- _TASK GOAL_: Gather up all lines that carry the word "балів".

-------- DATA FOR THIS TASK

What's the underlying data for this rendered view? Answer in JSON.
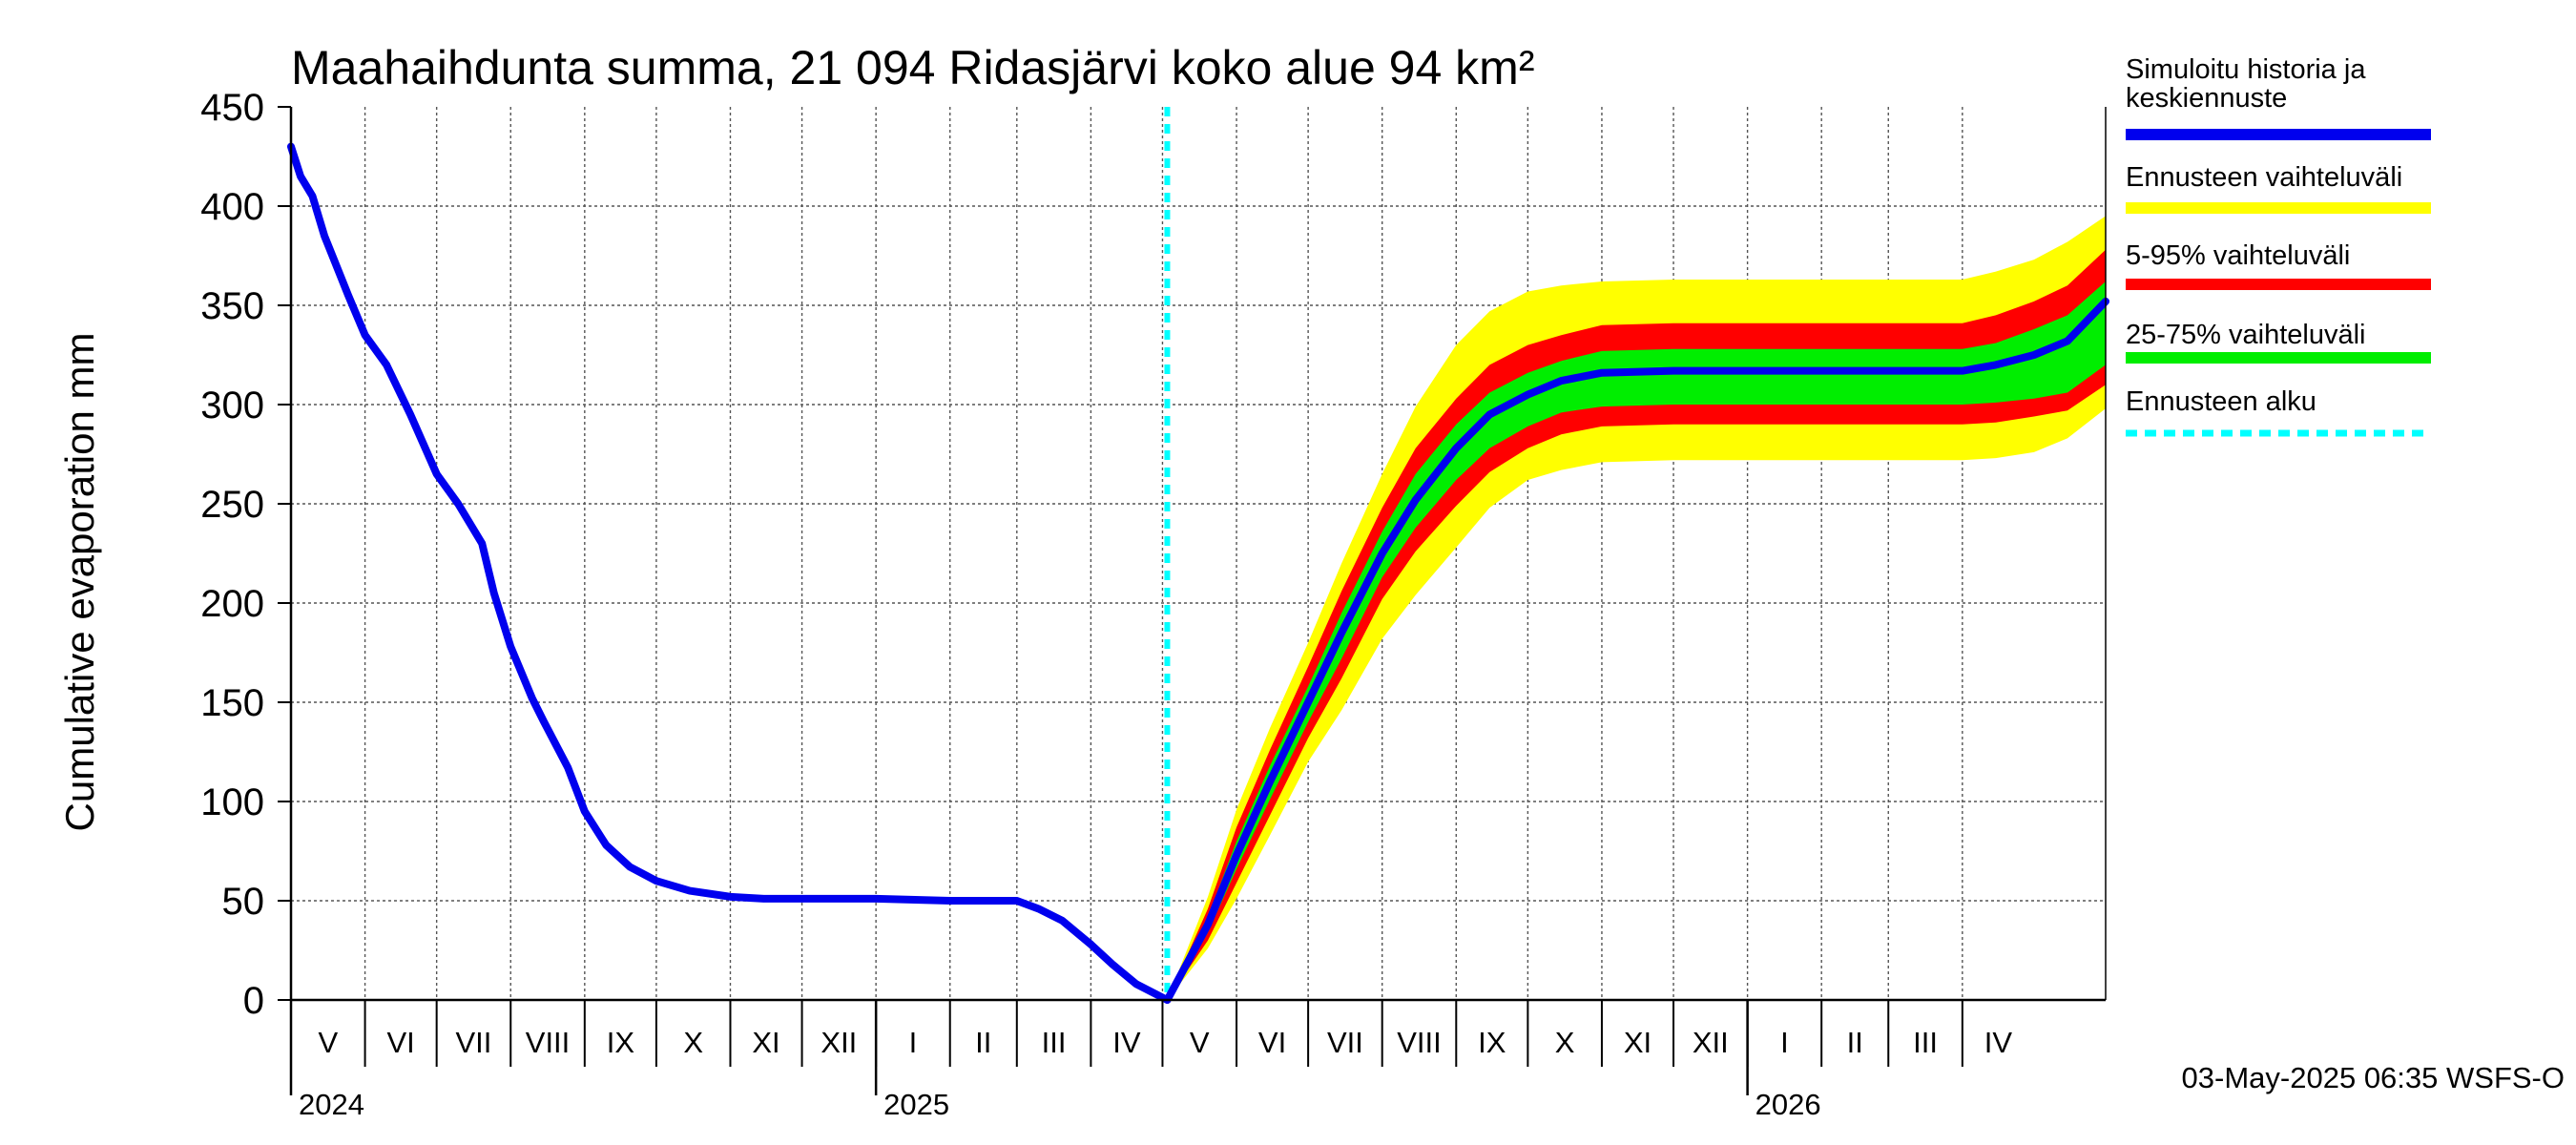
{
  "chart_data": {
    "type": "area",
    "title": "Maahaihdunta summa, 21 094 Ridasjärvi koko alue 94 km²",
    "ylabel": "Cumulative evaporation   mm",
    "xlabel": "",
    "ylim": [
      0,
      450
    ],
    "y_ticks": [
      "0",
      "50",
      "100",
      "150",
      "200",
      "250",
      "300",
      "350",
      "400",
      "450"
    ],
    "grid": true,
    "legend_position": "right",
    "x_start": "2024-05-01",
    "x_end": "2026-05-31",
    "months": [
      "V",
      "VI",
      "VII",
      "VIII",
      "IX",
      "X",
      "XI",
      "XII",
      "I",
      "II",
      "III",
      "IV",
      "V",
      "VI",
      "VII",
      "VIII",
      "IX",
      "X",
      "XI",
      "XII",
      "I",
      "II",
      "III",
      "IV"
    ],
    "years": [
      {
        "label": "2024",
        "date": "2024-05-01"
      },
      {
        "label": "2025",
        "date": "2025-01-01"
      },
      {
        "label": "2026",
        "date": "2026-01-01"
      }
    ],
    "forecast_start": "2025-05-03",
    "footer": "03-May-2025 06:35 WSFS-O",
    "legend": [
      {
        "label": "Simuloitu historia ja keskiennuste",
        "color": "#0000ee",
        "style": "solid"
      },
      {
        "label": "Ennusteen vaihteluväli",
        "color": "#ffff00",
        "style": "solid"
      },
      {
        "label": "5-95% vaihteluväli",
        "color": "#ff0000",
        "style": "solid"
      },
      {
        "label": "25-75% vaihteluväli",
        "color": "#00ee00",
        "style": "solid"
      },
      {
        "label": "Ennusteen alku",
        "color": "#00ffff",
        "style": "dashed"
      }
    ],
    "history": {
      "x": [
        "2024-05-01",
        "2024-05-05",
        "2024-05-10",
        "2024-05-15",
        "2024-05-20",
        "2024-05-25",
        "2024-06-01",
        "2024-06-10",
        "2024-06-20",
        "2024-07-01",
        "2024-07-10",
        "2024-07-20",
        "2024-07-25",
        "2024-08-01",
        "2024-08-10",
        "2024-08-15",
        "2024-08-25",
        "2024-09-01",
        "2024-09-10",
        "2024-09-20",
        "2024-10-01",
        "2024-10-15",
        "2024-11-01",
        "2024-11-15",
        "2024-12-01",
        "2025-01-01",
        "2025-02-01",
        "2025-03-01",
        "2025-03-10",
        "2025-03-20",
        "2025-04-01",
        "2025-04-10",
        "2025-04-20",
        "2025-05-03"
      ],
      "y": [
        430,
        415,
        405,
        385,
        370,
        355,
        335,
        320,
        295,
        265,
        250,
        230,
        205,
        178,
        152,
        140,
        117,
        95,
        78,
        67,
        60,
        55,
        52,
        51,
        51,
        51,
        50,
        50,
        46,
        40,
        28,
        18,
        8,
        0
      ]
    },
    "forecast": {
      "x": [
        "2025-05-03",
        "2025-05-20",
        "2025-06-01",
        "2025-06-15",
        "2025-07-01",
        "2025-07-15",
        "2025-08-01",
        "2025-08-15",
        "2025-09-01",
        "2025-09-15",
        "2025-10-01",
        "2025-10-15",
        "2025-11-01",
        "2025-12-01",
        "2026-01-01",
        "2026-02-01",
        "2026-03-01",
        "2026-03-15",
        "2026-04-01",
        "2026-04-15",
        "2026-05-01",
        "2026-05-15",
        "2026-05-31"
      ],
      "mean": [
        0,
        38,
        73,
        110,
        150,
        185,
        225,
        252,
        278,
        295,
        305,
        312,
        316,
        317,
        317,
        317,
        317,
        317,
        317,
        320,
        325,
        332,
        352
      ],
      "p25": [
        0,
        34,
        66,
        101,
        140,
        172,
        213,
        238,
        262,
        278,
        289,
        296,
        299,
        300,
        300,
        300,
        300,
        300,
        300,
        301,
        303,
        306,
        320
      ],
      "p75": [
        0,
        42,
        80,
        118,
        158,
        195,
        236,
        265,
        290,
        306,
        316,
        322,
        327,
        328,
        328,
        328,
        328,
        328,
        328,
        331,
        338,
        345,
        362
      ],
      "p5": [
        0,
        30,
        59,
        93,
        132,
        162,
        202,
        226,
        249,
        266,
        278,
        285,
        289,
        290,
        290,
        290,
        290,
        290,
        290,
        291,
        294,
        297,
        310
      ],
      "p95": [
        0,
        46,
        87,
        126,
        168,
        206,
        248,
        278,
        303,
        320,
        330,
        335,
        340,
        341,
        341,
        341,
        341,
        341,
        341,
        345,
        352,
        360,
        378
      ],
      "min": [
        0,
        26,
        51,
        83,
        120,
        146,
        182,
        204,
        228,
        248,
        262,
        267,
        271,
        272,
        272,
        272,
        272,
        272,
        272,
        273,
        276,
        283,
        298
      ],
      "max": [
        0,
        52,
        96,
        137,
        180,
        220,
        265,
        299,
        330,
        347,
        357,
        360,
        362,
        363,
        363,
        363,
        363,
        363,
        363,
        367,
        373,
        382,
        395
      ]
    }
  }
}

----------------
-------- DATA FOR THIS TASK

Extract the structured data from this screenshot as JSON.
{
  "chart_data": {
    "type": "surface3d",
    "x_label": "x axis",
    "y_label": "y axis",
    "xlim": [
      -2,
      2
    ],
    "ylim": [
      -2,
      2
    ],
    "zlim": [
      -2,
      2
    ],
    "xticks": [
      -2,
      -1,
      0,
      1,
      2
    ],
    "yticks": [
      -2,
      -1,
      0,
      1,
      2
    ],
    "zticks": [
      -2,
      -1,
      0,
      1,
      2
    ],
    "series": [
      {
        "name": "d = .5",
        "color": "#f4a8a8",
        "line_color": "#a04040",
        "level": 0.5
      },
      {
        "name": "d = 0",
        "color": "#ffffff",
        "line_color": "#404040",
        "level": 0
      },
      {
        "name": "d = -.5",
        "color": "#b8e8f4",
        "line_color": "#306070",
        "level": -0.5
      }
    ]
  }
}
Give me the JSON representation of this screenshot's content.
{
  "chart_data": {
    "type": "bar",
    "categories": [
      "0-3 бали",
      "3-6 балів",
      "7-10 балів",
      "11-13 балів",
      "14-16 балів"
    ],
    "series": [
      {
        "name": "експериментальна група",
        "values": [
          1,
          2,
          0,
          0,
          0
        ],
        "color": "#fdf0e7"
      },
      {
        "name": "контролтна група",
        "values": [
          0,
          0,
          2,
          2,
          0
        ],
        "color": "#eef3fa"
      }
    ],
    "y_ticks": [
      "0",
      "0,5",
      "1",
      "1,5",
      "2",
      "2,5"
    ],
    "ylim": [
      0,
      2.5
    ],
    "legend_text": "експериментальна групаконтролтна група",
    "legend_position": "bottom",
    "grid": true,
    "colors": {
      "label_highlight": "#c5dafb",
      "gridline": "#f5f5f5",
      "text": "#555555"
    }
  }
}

----------------
-------- DATA FOR THIS TASK

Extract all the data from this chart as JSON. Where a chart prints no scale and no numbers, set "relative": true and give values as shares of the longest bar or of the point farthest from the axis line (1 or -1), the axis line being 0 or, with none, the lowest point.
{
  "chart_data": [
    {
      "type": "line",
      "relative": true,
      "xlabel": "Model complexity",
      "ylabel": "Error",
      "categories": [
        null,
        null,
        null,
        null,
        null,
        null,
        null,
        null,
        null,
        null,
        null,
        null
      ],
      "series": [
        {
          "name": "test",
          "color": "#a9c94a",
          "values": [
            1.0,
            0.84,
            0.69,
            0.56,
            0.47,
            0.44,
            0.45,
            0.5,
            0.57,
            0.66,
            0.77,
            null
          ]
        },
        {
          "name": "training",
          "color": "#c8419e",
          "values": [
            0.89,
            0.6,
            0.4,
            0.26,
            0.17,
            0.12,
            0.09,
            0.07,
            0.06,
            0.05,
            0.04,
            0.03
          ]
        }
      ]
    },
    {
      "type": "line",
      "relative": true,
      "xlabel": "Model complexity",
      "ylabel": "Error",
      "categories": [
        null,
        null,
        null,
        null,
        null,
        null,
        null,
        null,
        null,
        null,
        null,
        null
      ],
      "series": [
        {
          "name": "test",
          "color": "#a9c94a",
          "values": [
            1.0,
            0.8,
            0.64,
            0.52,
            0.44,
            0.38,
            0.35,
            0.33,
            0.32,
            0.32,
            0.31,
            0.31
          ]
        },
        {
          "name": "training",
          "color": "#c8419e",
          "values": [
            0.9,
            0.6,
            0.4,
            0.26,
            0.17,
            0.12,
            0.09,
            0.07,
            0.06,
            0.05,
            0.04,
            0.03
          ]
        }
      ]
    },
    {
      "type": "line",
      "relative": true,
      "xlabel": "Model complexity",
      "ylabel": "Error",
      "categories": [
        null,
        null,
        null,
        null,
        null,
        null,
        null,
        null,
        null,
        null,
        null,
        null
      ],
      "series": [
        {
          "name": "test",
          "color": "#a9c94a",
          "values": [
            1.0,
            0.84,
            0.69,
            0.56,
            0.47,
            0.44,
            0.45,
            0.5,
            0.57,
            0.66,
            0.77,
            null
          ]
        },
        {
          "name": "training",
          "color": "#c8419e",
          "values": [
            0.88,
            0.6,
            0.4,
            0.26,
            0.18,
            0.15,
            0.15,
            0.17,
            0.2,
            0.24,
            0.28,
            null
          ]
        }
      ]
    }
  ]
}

----------------

- _OUTPUT_:
      "3-6 балів",
      "7-10 балів",
      "11-13 балів",
      "14-16 балів"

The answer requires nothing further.